> **Teks yang Ditampilkan**:
SUARAINDONEWS.COM, Jakarta – Pemerintah secara resmi akan menaikkan tarif listrik bagi pelanggan rumah tangga dengan golongan daya mulai 3.500 VA ke atas (R2 dan R3) dan golongan pemerintah (P1, P2, dan P3).
Kenaikan tarif listrik ini akan mulai berlaku pada 1 Juli 2022 mendatang. Kenaikan tarif tersebut terjadi seiring dengan mulai diterapkannya sistem tariff adjustment atau penyesuaian tarif tenaga listrik pada kuartal III-2022 atau periode Juli-September 2022.
Direktur Jenderal Ketenagalistrikan Kementerian ESDM Rida Mulyana mangatakan, kenaikan tarif listrik pada kategori rumah tangga orang kaya dan pemerintah tersebut jumlahnya sekitar 2,5 juta pelanggan atau hanya 3 persen dari total pelanggan PLN.

> **Data yang Diberikan**:
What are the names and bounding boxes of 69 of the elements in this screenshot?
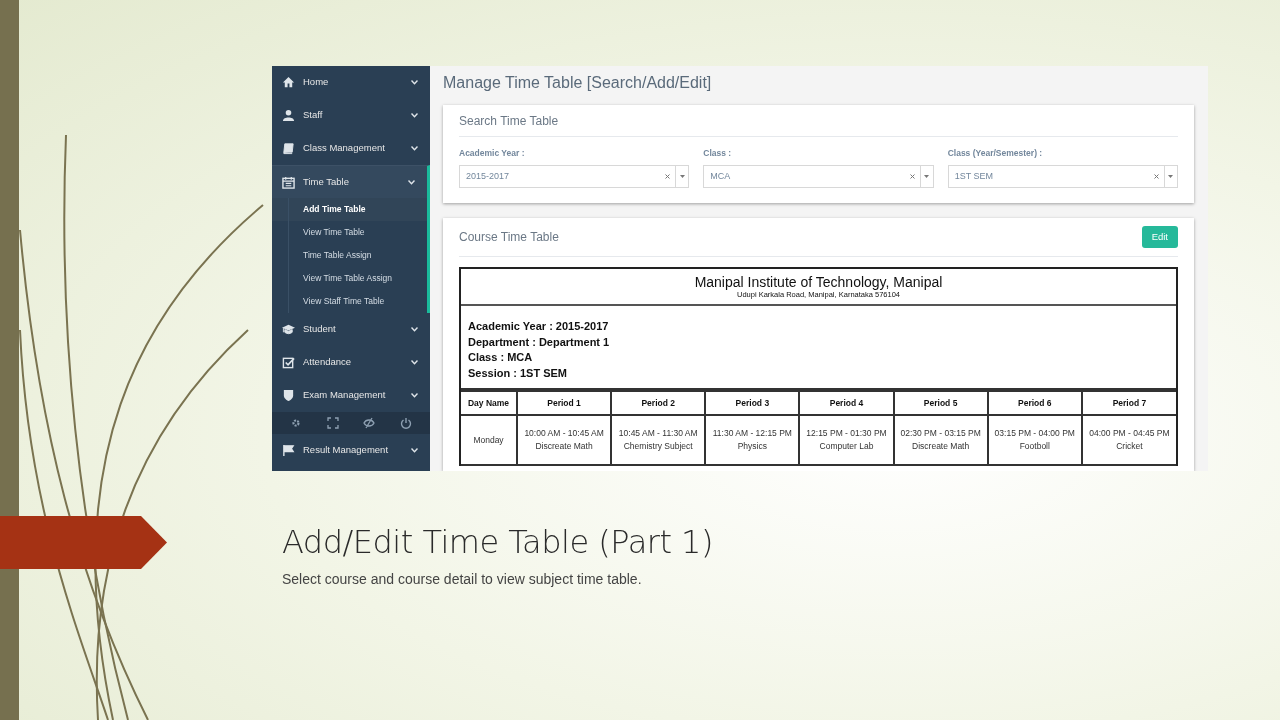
--
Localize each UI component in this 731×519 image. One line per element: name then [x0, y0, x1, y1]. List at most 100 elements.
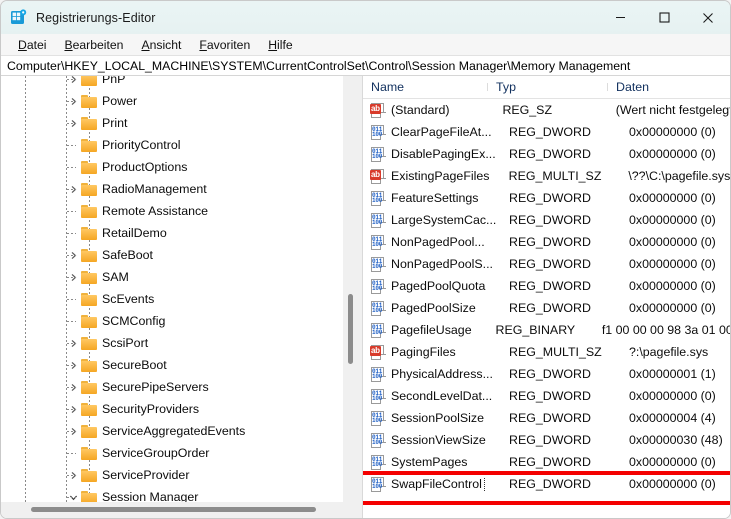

> **Latihan Singkat A**: Menurut berita tentang kenaikan tarif listrik di atas, mulai tanggal berapa kenaikan tarif tersebut berlaku?
> **Latihan Singkat B**: Tuliskan ulang bagian berita tentang kenaikan tarif listrik di atas, mulai dari "Kenaikan tarif listrik ini" sampai dengan "total pelanggan PLN.", termasuk kedua bagian tersebut.
> **Latihan Singkat C**: Lanjutkan berita tentang kenaikan tarif listrik di atas setelah kalimat terakhir yang tercantum.

> **Hasil Latihan A**: 1 Juli 2022.

> **Hasil Latihan B**:
Kenaikan tarif listrik ini akan mulai berlaku pada 1 Juli 2022 mendatang. Kenaikan tarif tersebut terjadi seiring dengan mulai diterapkannya sistem tariff adjustment atau penyesuaian tarif tenaga listrik pada kuartal III-2022 atau periode Juli-September 2022.
Direktur Jenderal Ketenagalistrikan Kementerian ESDM Rida Mulyana mangatakan, kenaikan tarif listrik pada kategori rumah tangga orang kaya dan pemerintah tersebut jumlahnya sekitar 2,5 juta pelanggan atau hanya 3 persen dari total pelanggan PLN.

> **Hasil Latihan C**:
“Ini sesuai dengan arahan Bapak Menteri ESDM Arifin Tasrif yang menyampaikan bahwa penerapan tariff adjustment ini bertujuan untuk mewujudkan tarif listrik yang berkeadilan. Artinya, masyarakat yang mampu tidak lagi menerima bantuan dari Pemerintah,” ujarnya dalam konferensi pers di Kementerian ESDM, Jakarta, Senin (13/06/2022).
Sementara itu, lanjut Rida, untuk golongan pelanggan rumah tangga di bawah 3.500 VA, serta bisnis dan industri kecil-menengah tarifnya tetap.
Termasuk pula pada pelanggan golongan bersubsidi tidak terkena penyesuaian tarif listrik. Menurut dia, pemerintah berkomitmen melindungi masyarakat dengan tetap memberikan subsidi listrik kepada yang berhak.
Hal ini sejalan dengan Undang-Undang Nomor 30 Tahun 2009 tentang Ketenagalistrikan.
Sebagai informasi, skema tariff adjustment mulai diberlakukan pada 2014 kepada pelanggan non subsidi untuk memastikan subsidi listrik yang tepat sasaran.
Kemudian pada 2014-2016, tariff adjustment diterapkan secara otomatis.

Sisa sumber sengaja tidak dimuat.